-- start of Entries supplied --

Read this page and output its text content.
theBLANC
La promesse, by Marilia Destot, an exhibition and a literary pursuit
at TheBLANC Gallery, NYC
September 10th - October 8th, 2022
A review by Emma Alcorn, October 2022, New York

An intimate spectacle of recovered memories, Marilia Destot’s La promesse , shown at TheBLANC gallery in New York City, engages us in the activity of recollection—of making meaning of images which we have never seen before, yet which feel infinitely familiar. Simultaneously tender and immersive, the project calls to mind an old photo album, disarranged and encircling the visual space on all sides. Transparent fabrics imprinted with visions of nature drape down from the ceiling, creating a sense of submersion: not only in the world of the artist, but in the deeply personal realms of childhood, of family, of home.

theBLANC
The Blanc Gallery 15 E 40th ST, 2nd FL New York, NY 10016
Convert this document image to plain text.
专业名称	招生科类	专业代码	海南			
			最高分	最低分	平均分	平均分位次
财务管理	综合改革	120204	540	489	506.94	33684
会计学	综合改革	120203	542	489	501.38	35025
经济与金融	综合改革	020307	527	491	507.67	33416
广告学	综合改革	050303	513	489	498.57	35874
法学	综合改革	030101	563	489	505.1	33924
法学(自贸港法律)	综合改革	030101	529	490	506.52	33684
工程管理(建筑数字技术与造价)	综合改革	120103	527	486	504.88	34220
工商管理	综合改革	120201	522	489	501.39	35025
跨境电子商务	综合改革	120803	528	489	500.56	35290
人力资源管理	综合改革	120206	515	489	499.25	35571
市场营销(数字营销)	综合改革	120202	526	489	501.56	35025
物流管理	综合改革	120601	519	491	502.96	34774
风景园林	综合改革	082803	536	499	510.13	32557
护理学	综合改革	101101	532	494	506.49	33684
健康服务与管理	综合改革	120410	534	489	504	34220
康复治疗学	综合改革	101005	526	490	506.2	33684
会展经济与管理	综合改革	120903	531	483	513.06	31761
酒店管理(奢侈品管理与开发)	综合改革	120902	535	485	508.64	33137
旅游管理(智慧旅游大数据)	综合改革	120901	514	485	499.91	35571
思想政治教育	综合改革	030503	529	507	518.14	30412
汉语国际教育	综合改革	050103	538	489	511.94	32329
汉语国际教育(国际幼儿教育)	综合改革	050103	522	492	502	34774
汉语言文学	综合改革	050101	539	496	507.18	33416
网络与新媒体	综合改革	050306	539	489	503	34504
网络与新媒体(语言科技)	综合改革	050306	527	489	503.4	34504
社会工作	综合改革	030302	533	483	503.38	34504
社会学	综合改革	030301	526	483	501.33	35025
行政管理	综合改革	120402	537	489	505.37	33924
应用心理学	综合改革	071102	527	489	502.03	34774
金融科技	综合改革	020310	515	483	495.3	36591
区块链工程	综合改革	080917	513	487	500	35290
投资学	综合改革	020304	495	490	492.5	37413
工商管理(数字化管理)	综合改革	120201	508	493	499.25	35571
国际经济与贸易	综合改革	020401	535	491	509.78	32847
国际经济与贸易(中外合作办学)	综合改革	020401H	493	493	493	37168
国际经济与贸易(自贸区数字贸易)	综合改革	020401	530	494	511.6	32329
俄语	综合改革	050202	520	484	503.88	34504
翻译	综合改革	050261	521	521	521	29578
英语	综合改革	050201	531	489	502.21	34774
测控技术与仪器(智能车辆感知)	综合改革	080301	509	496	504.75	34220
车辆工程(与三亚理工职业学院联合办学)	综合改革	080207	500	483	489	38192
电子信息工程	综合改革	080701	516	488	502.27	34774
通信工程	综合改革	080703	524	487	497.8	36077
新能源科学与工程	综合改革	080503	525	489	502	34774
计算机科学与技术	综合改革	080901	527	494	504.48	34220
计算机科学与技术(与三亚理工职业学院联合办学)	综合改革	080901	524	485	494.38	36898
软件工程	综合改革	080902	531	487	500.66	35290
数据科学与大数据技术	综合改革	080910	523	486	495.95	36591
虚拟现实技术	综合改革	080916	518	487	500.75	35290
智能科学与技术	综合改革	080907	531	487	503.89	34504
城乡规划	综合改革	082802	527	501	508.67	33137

-- end of Entries supplied --

Among the entries above, identify all lines with "与三亚理工职业学院联合办学" and copy them.

车辆工程(与三亚理工职业学院联合办学)	综合改革	080207	500	483	489	38192
计算机科学与技术(与三亚理工职业学院联合办学)	综合改革	080901	524	485	494.38	36898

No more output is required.